### DO THIS
Produce a verbatim copy of the entries listed below.

### EXCERPTED DATA
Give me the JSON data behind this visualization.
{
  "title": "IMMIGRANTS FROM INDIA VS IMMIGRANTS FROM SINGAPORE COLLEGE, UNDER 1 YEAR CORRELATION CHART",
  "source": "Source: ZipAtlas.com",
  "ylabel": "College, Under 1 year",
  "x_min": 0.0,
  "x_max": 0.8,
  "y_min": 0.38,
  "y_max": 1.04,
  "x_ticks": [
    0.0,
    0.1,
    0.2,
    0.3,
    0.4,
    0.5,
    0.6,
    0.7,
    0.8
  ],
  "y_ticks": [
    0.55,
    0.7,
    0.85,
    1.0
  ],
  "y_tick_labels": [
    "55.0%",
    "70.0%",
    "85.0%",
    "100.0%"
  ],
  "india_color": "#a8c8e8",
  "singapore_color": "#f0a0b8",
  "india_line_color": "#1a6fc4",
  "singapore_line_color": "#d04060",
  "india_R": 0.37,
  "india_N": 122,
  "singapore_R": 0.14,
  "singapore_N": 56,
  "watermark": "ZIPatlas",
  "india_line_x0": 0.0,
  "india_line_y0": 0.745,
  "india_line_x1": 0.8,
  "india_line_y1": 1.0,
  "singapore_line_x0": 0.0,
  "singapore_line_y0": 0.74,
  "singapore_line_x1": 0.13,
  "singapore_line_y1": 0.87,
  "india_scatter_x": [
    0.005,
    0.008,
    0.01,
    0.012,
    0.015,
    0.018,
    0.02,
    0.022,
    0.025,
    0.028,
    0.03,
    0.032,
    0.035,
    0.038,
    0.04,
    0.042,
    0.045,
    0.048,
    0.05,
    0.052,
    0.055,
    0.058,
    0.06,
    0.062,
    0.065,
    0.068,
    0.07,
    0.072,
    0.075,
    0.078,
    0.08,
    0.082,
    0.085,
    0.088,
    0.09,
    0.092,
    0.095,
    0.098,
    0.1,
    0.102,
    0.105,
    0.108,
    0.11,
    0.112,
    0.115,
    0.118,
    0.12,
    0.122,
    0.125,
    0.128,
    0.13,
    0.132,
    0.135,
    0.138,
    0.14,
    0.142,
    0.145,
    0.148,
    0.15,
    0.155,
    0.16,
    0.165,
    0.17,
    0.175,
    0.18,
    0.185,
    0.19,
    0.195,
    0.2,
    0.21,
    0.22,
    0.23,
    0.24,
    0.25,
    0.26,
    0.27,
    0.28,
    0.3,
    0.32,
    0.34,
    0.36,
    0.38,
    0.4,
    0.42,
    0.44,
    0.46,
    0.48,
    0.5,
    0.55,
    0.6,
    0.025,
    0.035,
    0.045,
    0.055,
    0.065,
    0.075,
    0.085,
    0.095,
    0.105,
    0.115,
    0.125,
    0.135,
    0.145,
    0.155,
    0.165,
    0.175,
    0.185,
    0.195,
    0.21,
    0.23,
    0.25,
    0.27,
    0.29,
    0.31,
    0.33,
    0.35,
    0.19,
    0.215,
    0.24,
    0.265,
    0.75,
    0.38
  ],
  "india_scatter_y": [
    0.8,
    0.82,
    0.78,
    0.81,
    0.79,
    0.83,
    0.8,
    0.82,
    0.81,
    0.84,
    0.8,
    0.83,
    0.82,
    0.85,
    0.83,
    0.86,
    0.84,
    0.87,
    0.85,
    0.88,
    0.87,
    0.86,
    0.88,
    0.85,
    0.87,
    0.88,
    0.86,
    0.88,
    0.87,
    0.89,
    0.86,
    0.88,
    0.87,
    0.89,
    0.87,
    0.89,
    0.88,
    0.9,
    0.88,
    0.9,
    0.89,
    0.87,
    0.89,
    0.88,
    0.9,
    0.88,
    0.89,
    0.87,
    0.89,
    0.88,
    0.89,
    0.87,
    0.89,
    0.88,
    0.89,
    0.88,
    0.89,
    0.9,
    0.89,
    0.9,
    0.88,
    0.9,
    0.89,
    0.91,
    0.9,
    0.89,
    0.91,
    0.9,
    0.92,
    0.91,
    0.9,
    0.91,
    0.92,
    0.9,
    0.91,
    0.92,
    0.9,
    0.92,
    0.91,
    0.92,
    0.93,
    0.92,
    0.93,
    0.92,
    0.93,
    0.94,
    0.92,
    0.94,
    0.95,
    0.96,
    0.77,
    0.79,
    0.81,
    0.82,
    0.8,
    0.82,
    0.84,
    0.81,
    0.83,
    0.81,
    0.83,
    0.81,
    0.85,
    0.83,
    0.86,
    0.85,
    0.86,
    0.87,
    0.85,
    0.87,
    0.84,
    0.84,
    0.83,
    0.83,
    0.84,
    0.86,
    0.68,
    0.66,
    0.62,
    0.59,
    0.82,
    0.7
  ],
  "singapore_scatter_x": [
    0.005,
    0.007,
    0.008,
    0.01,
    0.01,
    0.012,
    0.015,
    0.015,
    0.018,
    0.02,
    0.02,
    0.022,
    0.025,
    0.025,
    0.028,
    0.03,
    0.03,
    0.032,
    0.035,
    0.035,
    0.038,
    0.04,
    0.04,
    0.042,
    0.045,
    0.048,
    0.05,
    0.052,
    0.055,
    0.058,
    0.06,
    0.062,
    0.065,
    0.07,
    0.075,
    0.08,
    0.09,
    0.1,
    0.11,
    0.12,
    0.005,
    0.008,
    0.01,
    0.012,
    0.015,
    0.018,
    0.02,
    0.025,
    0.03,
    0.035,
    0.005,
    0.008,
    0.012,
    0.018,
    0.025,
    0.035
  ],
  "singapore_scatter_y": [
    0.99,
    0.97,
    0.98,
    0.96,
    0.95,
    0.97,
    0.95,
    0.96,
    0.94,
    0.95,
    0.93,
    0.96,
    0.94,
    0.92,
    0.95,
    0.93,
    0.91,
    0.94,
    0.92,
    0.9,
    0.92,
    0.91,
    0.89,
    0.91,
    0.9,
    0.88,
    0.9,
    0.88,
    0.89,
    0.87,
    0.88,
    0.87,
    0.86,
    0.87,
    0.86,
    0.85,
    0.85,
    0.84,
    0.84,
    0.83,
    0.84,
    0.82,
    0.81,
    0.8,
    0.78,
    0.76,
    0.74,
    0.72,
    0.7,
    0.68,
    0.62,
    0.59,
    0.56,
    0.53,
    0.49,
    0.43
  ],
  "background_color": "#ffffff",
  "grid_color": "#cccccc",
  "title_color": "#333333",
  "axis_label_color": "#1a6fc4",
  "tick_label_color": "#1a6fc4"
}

### COMPLETED TASK
Give me the JSON data behind this visualization.
{
  "title": "IMMIGRANTS FROM INDIA VS IMMIGRANTS FROM SINGAPORE COLLEGE, UNDER 1 YEAR CORRELATION CHART",
  "source": "Source: ZipAtlas.com",
  "ylabel": "College, Under 1 year",
  "x_min": 0.0,
  "x_max": 0.8,
  "y_min": 0.38,
  "y_max": 1.04,
  "x_ticks": [
    0.0,
    0.1,
    0.2,
    0.3,
    0.4,
    0.5,
    0.6,
    0.7,
    0.8
  ],
  "y_ticks": [
    0.55,
    0.7,
    0.85,
    1.0
  ],
  "y_tick_labels": [
    "55.0%",
    "70.0%",
    "85.0%",
    "100.0%"
  ],
  "india_color": "#a8c8e8",
  "singapore_color": "#f0a0b8",
  "india_line_color": "#1a6fc4",
  "singapore_line_color": "#d04060",
  "india_R": 0.37,
  "india_N": 122,
  "singapore_R": 0.14,
  "singapore_N": 56,
  "watermark": "ZIPatlas",
  "india_line_x0": 0.0,
  "india_line_y0": 0.745,
  "india_line_x1": 0.8,
  "india_line_y1": 1.0,
  "singapore_line_x0": 0.0,
  "singapore_line_y0": 0.74,
  "singapore_line_x1": 0.13,
  "singapore_line_y1": 0.87,
  "india_scatter_x": [
    0.005,
    0.008,
    0.01,
    0.012,
    0.015,
    0.018,
    0.02,
    0.022,
    0.025,
    0.028,
    0.03,
    0.032,
    0.035,
    0.038,
    0.04,
    0.042,
    0.045,
    0.048,
    0.05,
    0.052,
    0.055,
    0.058,
    0.06,
    0.062,
    0.065,
    0.068,
    0.07,
    0.072,
    0.075,
    0.078,
    0.08,
    0.082,
    0.085,
    0.088,
    0.09,
    0.092,
    0.095,
    0.098,
    0.1,
    0.102,
    0.105,
    0.108,
    0.11,
    0.112,
    0.115,
    0.118,
    0.12,
    0.122,
    0.125,
    0.128,
    0.13,
    0.132,
    0.135,
    0.138,
    0.14,
    0.142,
    0.145,
    0.148,
    0.15,
    0.155,
    0.16,
    0.165,
    0.17,
    0.175,
    0.18,
    0.185,
    0.19,
    0.195,
    0.2,
    0.21,
    0.22,
    0.23,
    0.24,
    0.25,
    0.26,
    0.27,
    0.28,
    0.3,
    0.32,
    0.34,
    0.36,
    0.38,
    0.4,
    0.42,
    0.44,
    0.46,
    0.48,
    0.5,
    0.55,
    0.6,
    0.025,
    0.035,
    0.045,
    0.055,
    0.065,
    0.075,
    0.085,
    0.095,
    0.105,
    0.115,
    0.125,
    0.135,
    0.145,
    0.155,
    0.165,
    0.175,
    0.185,
    0.195,
    0.21,
    0.23,
    0.25,
    0.27,
    0.29,
    0.31,
    0.33,
    0.35,
    0.19,
    0.215,
    0.24,
    0.265,
    0.75,
    0.38
  ],
  "india_scatter_y": [
    0.8,
    0.82,
    0.78,
    0.81,
    0.79,
    0.83,
    0.8,
    0.82,
    0.81,
    0.84,
    0.8,
    0.83,
    0.82,
    0.85,
    0.83,
    0.86,
    0.84,
    0.87,
    0.85,
    0.88,
    0.87,
    0.86,
    0.88,
    0.85,
    0.87,
    0.88,
    0.86,
    0.88,
    0.87,
    0.89,
    0.86,
    0.88,
    0.87,
    0.89,
    0.87,
    0.89,
    0.88,
    0.9,
    0.88,
    0.9,
    0.89,
    0.87,
    0.89,
    0.88,
    0.9,
    0.88,
    0.89,
    0.87,
    0.89,
    0.88,
    0.89,
    0.87,
    0.89,
    0.88,
    0.89,
    0.88,
    0.89,
    0.9,
    0.89,
    0.9,
    0.88,
    0.9,
    0.89,
    0.91,
    0.9,
    0.89,
    0.91,
    0.9,
    0.92,
    0.91,
    0.9,
    0.91,
    0.92,
    0.9,
    0.91,
    0.92,
    0.9,
    0.92,
    0.91,
    0.92,
    0.93,
    0.92,
    0.93,
    0.92,
    0.93,
    0.94,
    0.92,
    0.94,
    0.95,
    0.96,
    0.77,
    0.79,
    0.81,
    0.82,
    0.8,
    0.82,
    0.84,
    0.81,
    0.83,
    0.81,
    0.83,
    0.81,
    0.85,
    0.83,
    0.86,
    0.85,
    0.86,
    0.87,
    0.85,
    0.87,
    0.84,
    0.84,
    0.83,
    0.83,
    0.84,
    0.86,
    0.68,
    0.66,
    0.62,
    0.59,
    0.82,
    0.7
  ],
  "singapore_scatter_x": [
    0.005,
    0.007,
    0.008,
    0.01,
    0.01,
    0.012,
    0.015,
    0.015,
    0.018,
    0.02,
    0.02,
    0.022,
    0.025,
    0.025,
    0.028,
    0.03,
    0.03,
    0.032,
    0.035,
    0.035,
    0.038,
    0.04,
    0.04,
    0.042,
    0.045,
    0.048,
    0.05,
    0.052,
    0.055,
    0.058,
    0.06,
    0.062,
    0.065,
    0.07,
    0.075,
    0.08,
    0.09,
    0.1,
    0.11,
    0.12,
    0.005,
    0.008,
    0.01,
    0.012,
    0.015,
    0.018,
    0.02,
    0.025,
    0.03,
    0.035,
    0.005,
    0.008,
    0.012,
    0.018,
    0.025,
    0.035
  ],
  "singapore_scatter_y": [
    0.99,
    0.97,
    0.98,
    0.96,
    0.95,
    0.97,
    0.95,
    0.96,
    0.94,
    0.95,
    0.93,
    0.96,
    0.94,
    0.92,
    0.95,
    0.93,
    0.91,
    0.94,
    0.92,
    0.9,
    0.92,
    0.91,
    0.89,
    0.91,
    0.9,
    0.88,
    0.9,
    0.88,
    0.89,
    0.87,
    0.88,
    0.87,
    0.86,
    0.87,
    0.86,
    0.85,
    0.85,
    0.84,
    0.84,
    0.83,
    0.84,
    0.82,
    0.81,
    0.8,
    0.78,
    0.76,
    0.74,
    0.72,
    0.7,
    0.68,
    0.62,
    0.59,
    0.56,
    0.53,
    0.49,
    0.43
  ],
  "background_color": "#ffffff",
  "grid_color": "#cccccc",
  "title_color": "#333333",
  "axis_label_color": "#1a6fc4",
  "tick_label_color": "#1a6fc4"
}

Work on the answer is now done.